# WHAT THIS TASK INVOLVES:
Count the lines below that contain the string "feedback", matching case exactly, and give only the number.

# RECORDS PROVIDED:
--*--
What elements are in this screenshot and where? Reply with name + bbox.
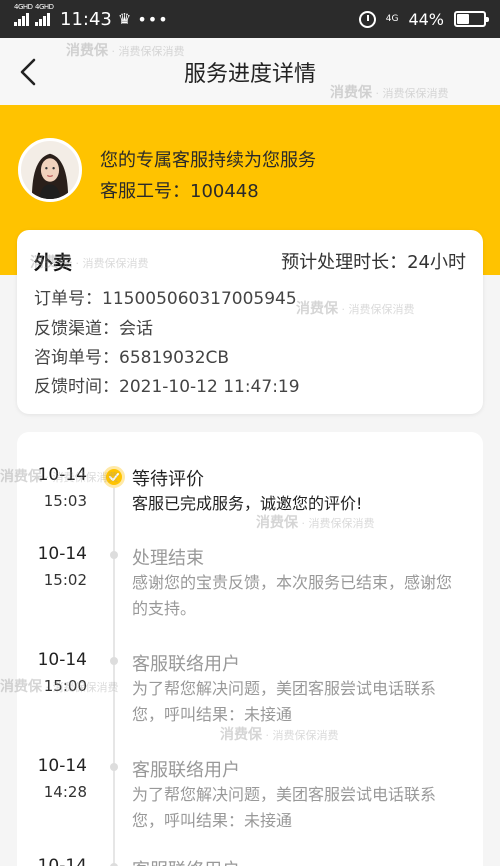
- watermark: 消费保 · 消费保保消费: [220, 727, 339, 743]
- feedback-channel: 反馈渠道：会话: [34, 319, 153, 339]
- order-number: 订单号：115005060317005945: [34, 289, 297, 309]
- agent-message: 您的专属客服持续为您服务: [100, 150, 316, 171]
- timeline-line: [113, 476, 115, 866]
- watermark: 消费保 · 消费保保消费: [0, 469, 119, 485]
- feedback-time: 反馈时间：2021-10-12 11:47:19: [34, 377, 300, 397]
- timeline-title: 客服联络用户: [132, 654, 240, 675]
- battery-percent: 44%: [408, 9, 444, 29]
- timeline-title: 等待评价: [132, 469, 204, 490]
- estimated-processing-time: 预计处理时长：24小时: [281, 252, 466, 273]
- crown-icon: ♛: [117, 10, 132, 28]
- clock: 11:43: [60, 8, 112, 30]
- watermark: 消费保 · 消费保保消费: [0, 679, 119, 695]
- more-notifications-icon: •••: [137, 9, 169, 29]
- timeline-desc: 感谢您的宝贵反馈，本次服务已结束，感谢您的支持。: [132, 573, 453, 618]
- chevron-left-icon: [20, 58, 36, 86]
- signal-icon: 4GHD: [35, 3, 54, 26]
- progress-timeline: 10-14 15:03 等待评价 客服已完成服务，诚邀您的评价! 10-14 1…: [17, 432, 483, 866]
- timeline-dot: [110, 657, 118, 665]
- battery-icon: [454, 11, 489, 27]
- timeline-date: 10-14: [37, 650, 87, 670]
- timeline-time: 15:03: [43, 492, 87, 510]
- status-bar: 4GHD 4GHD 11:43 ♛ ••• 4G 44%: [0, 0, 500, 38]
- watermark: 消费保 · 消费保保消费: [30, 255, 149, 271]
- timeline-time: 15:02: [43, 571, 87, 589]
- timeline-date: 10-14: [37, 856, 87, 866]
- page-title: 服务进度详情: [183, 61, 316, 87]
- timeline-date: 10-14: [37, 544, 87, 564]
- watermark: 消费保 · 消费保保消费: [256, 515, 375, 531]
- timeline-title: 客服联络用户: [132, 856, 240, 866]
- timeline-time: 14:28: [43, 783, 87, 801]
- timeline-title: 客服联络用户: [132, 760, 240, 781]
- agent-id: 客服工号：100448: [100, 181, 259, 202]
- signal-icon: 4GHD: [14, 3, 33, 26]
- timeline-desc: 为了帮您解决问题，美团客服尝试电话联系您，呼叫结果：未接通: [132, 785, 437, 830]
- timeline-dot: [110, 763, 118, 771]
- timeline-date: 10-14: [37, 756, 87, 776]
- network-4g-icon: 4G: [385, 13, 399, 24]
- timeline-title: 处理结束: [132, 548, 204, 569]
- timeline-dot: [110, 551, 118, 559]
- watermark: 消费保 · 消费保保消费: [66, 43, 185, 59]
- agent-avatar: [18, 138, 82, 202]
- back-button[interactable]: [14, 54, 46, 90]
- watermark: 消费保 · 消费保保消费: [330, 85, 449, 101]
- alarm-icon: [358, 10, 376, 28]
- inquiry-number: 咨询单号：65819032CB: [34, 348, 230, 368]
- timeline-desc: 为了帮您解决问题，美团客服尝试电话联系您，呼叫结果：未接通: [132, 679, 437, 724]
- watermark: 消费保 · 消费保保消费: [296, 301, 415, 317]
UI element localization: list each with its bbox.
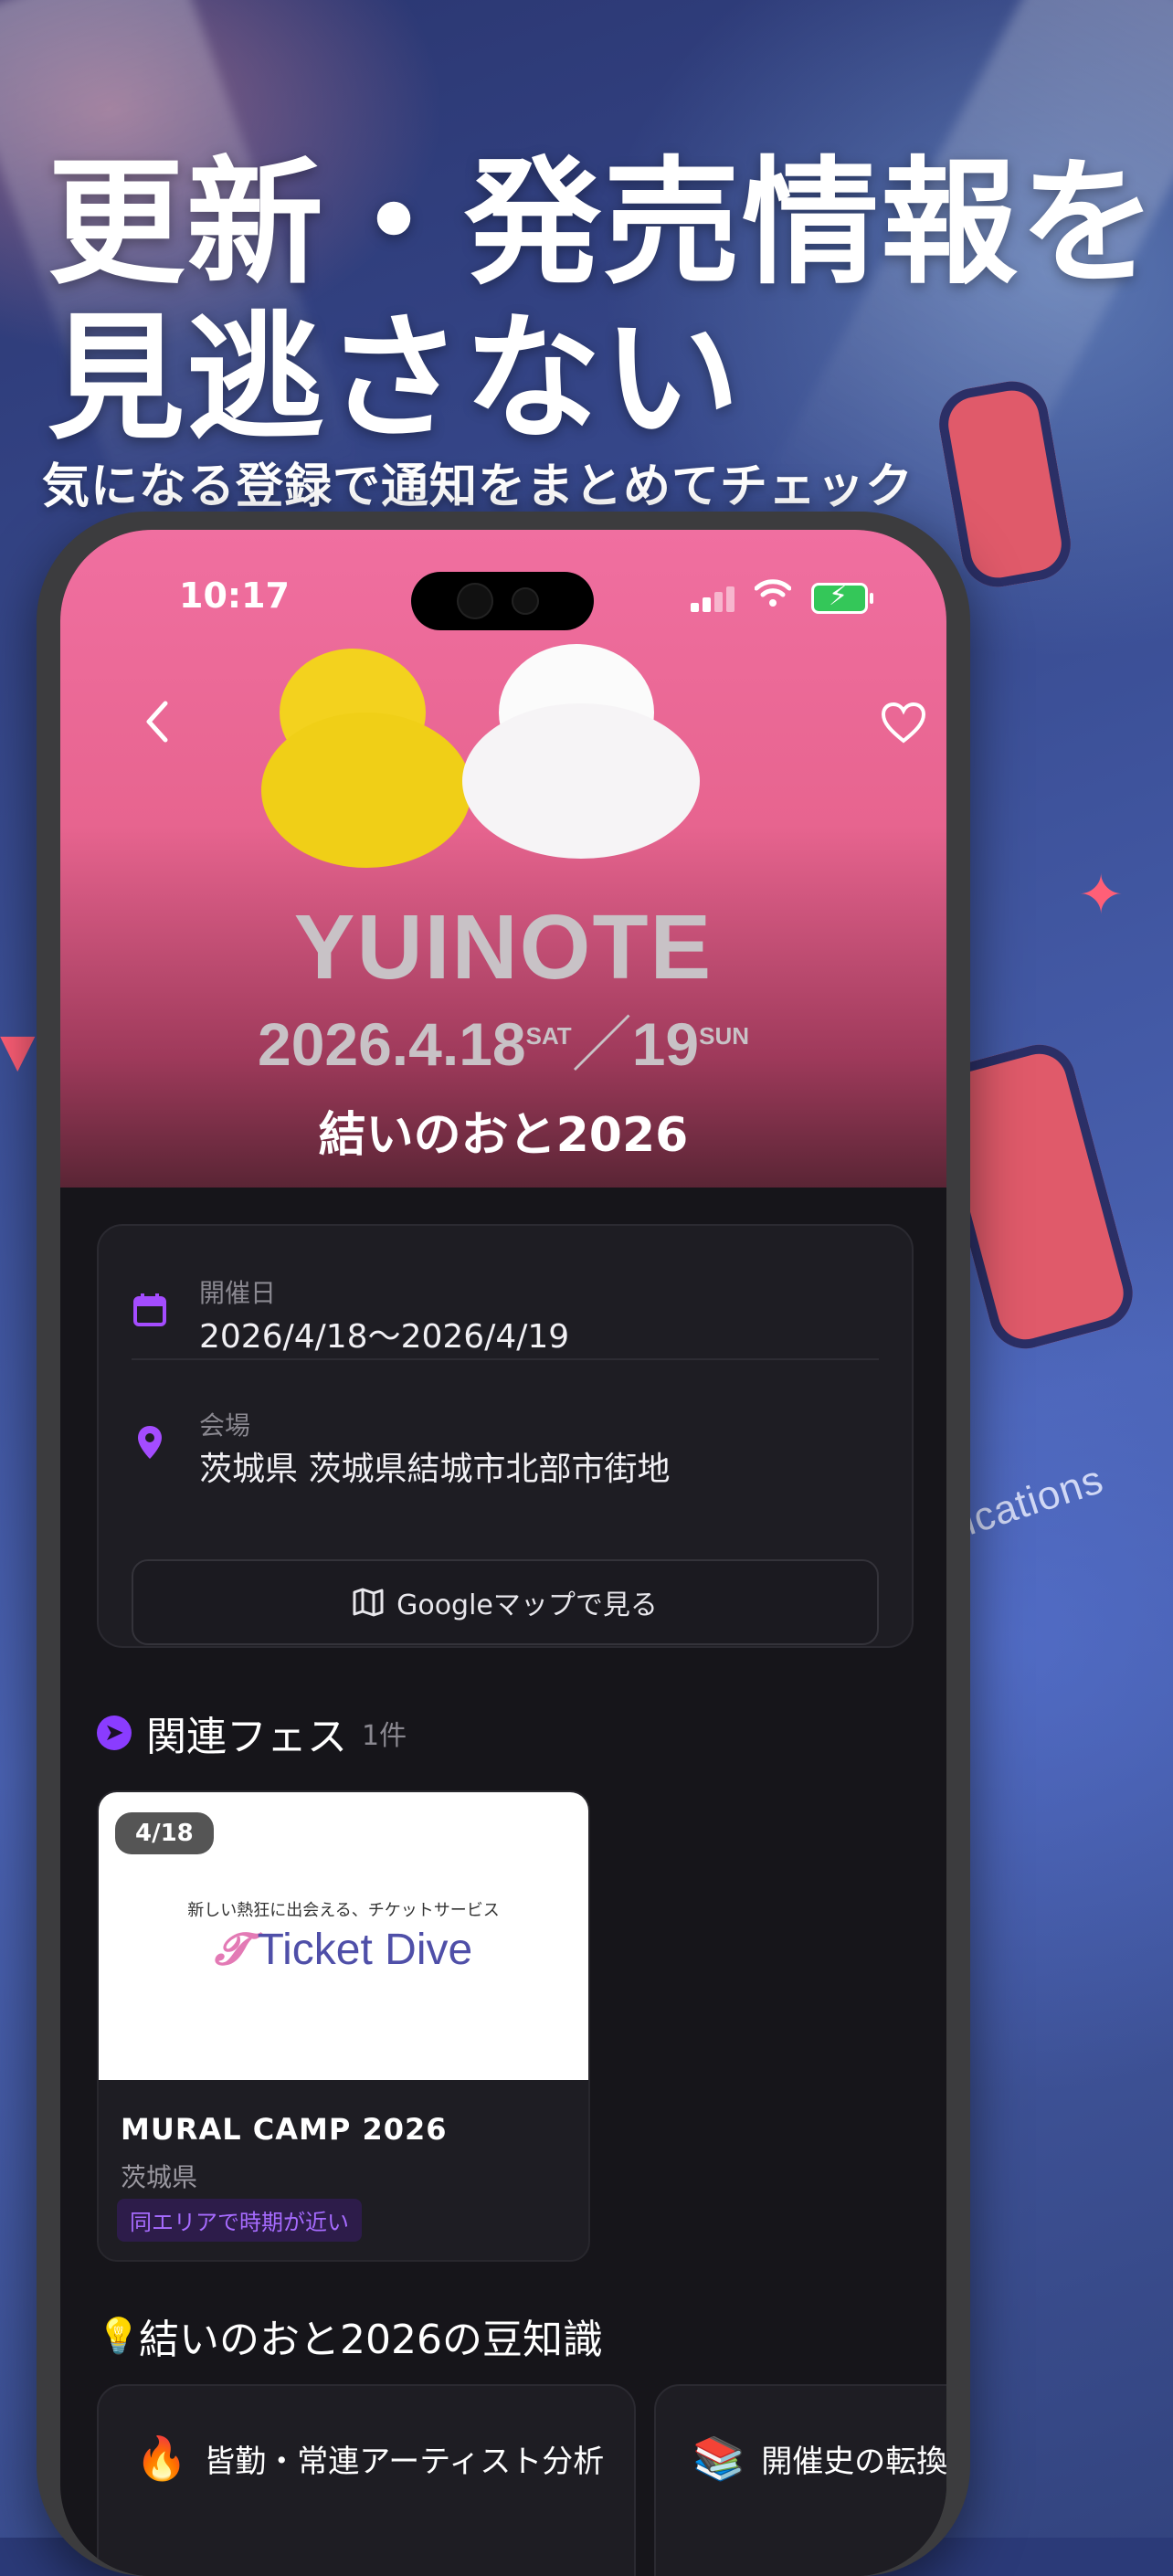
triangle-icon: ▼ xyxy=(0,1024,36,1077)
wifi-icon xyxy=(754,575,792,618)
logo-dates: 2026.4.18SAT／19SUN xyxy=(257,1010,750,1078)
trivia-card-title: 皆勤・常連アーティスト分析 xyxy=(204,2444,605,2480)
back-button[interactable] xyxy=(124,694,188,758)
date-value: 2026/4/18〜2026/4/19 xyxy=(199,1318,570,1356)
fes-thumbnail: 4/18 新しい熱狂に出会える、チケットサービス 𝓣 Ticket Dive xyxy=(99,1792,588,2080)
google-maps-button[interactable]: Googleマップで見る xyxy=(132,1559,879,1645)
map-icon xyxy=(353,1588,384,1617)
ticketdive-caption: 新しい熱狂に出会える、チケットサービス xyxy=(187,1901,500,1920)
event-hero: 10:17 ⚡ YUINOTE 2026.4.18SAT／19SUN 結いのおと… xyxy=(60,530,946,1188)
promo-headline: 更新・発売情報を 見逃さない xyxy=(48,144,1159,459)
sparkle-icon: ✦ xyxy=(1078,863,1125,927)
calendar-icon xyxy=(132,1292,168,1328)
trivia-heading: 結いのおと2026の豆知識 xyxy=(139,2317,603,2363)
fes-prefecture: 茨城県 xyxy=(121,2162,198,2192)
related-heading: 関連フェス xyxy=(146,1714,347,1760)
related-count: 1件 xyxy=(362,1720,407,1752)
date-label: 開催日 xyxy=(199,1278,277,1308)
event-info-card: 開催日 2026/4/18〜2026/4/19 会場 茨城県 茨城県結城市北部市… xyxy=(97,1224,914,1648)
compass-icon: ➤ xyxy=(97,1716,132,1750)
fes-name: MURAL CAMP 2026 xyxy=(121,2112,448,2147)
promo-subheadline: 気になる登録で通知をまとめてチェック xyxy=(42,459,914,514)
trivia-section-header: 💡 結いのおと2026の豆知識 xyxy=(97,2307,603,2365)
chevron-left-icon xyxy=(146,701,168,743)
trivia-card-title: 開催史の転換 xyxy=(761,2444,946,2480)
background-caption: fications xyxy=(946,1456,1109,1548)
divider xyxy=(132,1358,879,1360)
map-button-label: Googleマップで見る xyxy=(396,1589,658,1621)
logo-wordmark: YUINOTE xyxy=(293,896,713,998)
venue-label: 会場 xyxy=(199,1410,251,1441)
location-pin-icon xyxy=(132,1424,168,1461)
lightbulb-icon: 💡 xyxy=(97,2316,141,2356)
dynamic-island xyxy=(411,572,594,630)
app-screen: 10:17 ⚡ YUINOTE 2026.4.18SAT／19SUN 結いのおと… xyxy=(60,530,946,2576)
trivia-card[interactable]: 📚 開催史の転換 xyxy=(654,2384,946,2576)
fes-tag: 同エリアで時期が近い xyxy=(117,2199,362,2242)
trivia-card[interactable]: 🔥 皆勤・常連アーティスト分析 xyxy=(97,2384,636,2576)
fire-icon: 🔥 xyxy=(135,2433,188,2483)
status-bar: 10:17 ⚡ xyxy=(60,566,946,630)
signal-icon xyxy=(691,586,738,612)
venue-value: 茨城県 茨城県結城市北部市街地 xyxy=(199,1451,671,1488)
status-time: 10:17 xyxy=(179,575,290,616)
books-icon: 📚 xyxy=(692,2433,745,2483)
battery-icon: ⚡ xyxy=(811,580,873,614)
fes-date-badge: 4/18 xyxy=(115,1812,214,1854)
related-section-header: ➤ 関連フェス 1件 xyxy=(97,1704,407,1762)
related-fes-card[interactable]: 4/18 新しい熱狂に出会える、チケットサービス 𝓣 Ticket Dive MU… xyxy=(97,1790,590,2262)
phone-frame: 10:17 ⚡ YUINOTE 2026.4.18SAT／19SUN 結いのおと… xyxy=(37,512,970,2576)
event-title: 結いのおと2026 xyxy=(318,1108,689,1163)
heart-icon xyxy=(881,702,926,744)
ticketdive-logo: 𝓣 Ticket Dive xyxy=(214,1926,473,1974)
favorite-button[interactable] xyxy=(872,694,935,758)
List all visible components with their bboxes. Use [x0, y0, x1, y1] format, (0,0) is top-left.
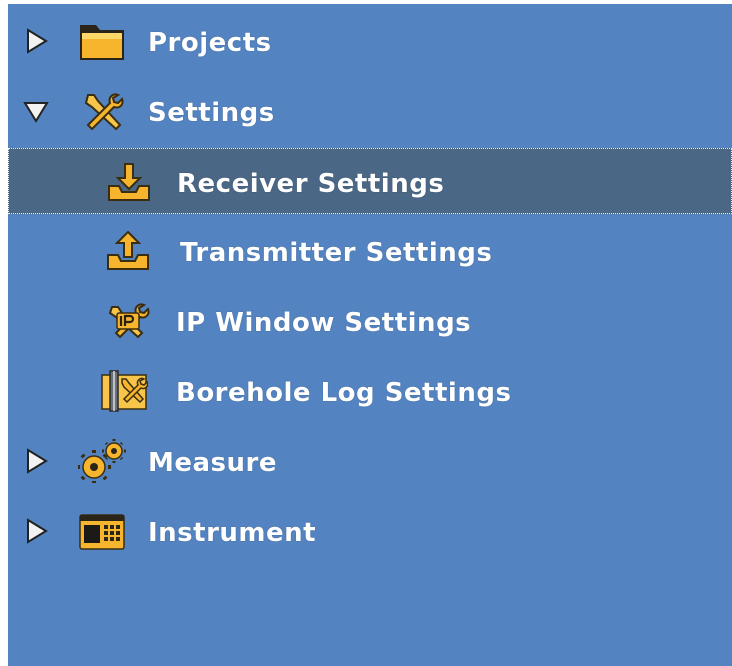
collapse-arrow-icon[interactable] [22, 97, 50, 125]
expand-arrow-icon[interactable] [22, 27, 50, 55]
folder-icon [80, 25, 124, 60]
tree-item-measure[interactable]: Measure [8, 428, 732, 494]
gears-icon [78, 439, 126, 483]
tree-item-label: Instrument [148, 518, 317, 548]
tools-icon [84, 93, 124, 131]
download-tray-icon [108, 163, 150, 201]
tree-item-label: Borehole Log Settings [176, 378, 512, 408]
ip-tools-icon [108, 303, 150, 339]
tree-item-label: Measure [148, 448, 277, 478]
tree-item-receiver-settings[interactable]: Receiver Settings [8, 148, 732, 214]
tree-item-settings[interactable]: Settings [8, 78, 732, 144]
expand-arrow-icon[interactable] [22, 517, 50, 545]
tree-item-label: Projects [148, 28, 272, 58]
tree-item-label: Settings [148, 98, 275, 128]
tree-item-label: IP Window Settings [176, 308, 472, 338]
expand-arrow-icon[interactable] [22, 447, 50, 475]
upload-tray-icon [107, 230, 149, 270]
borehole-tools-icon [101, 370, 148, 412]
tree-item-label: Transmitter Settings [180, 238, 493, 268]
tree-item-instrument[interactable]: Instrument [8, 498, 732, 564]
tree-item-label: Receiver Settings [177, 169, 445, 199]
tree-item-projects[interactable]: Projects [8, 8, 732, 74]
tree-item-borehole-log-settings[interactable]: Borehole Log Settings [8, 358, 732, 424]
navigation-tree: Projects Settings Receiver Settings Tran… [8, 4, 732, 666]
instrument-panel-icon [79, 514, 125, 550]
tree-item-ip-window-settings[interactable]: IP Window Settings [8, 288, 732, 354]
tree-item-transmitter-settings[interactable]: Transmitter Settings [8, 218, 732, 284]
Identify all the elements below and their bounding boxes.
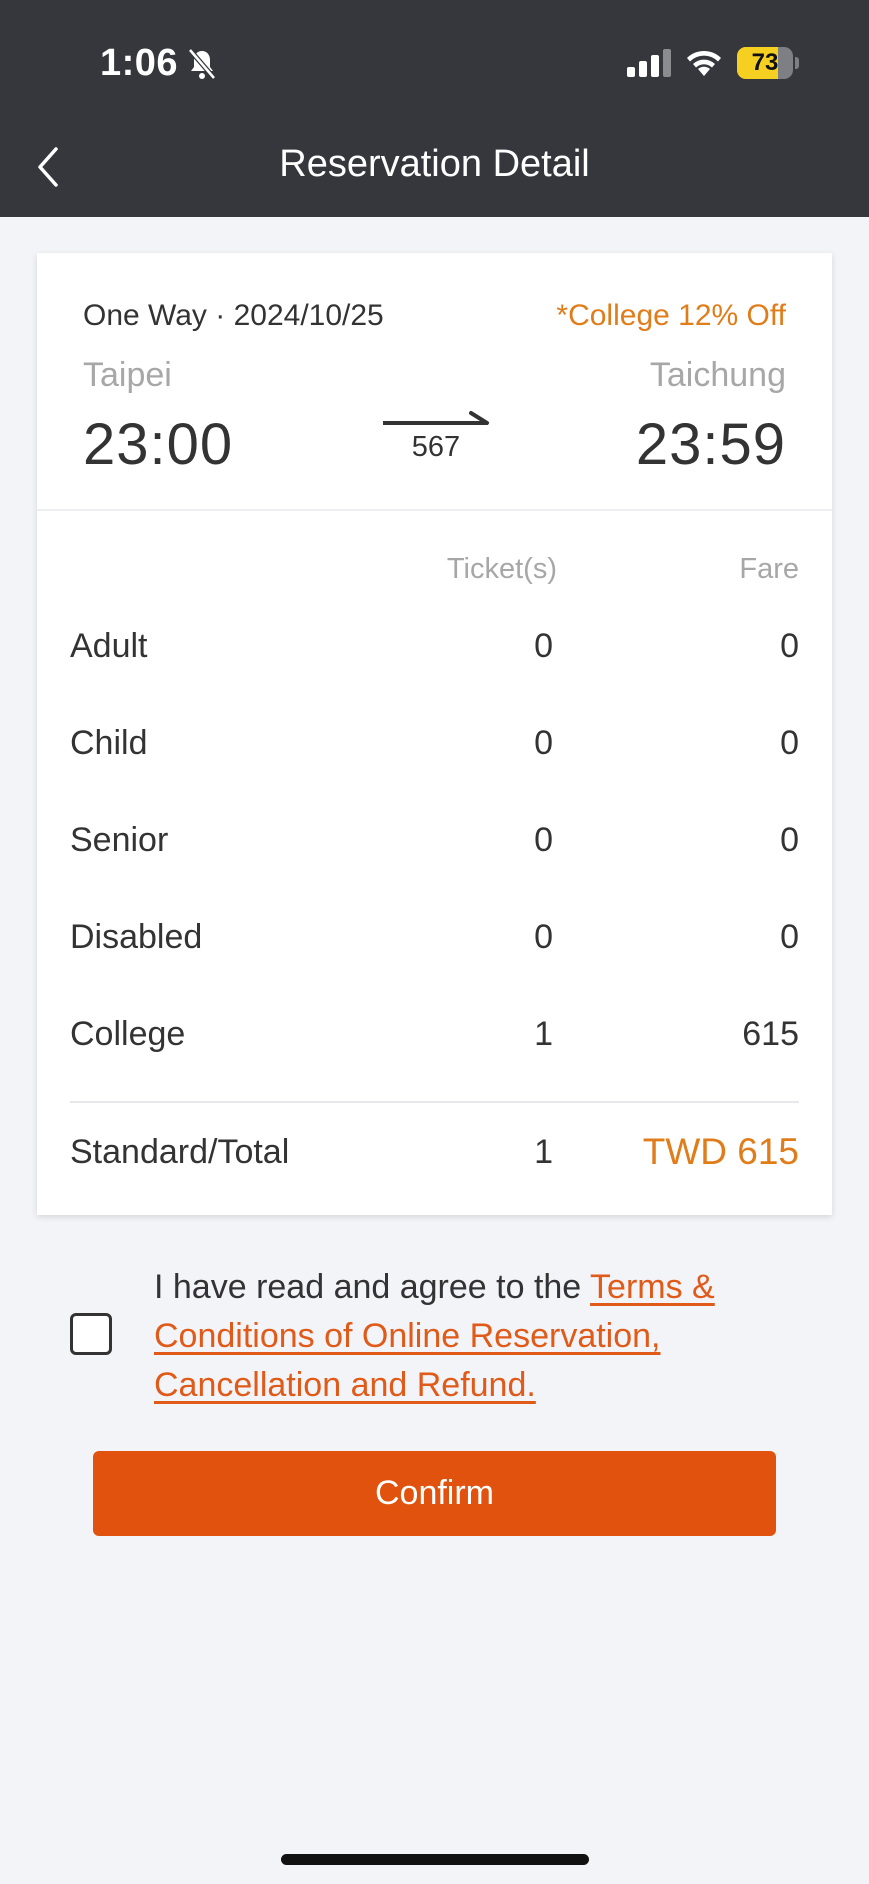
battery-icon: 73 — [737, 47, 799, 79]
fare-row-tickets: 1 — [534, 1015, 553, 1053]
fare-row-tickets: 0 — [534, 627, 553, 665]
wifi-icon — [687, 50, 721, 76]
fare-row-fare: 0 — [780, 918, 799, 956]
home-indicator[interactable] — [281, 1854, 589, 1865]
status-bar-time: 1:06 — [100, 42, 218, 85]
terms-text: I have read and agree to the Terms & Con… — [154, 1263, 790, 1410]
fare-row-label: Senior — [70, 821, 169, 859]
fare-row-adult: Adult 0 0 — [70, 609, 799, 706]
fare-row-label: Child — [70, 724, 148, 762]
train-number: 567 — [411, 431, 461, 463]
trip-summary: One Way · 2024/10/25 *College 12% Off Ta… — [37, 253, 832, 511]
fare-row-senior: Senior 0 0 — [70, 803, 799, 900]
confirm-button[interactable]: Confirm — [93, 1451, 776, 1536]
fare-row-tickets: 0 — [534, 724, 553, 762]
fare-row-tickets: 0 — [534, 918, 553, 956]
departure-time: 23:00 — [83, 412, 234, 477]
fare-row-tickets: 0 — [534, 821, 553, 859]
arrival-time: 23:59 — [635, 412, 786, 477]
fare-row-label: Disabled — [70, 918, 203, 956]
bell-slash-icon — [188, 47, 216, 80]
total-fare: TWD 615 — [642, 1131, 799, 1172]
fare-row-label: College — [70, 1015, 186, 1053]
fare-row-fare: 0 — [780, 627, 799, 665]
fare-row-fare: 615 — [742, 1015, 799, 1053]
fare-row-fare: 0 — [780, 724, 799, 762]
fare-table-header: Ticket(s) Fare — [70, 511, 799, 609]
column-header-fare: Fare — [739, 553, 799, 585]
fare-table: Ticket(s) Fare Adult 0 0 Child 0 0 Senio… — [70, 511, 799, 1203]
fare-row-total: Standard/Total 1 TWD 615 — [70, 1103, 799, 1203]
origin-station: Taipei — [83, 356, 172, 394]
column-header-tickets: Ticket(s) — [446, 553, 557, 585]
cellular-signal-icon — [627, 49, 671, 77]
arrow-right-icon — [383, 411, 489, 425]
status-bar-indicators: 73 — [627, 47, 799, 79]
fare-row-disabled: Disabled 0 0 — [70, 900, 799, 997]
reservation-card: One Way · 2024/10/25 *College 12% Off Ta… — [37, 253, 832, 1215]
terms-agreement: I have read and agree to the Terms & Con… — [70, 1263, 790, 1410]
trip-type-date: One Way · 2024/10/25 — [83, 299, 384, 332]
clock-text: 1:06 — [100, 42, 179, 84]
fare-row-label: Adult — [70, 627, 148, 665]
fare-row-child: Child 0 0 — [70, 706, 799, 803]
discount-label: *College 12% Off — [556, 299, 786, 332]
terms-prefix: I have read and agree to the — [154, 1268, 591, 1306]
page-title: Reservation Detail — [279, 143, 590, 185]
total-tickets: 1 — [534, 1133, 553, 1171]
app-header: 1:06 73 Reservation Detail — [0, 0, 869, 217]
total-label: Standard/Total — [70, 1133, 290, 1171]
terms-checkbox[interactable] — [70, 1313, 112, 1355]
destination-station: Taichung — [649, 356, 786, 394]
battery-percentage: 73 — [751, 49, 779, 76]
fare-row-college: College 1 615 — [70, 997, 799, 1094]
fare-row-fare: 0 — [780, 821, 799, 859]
--*--
# CORRECT RESULT:
2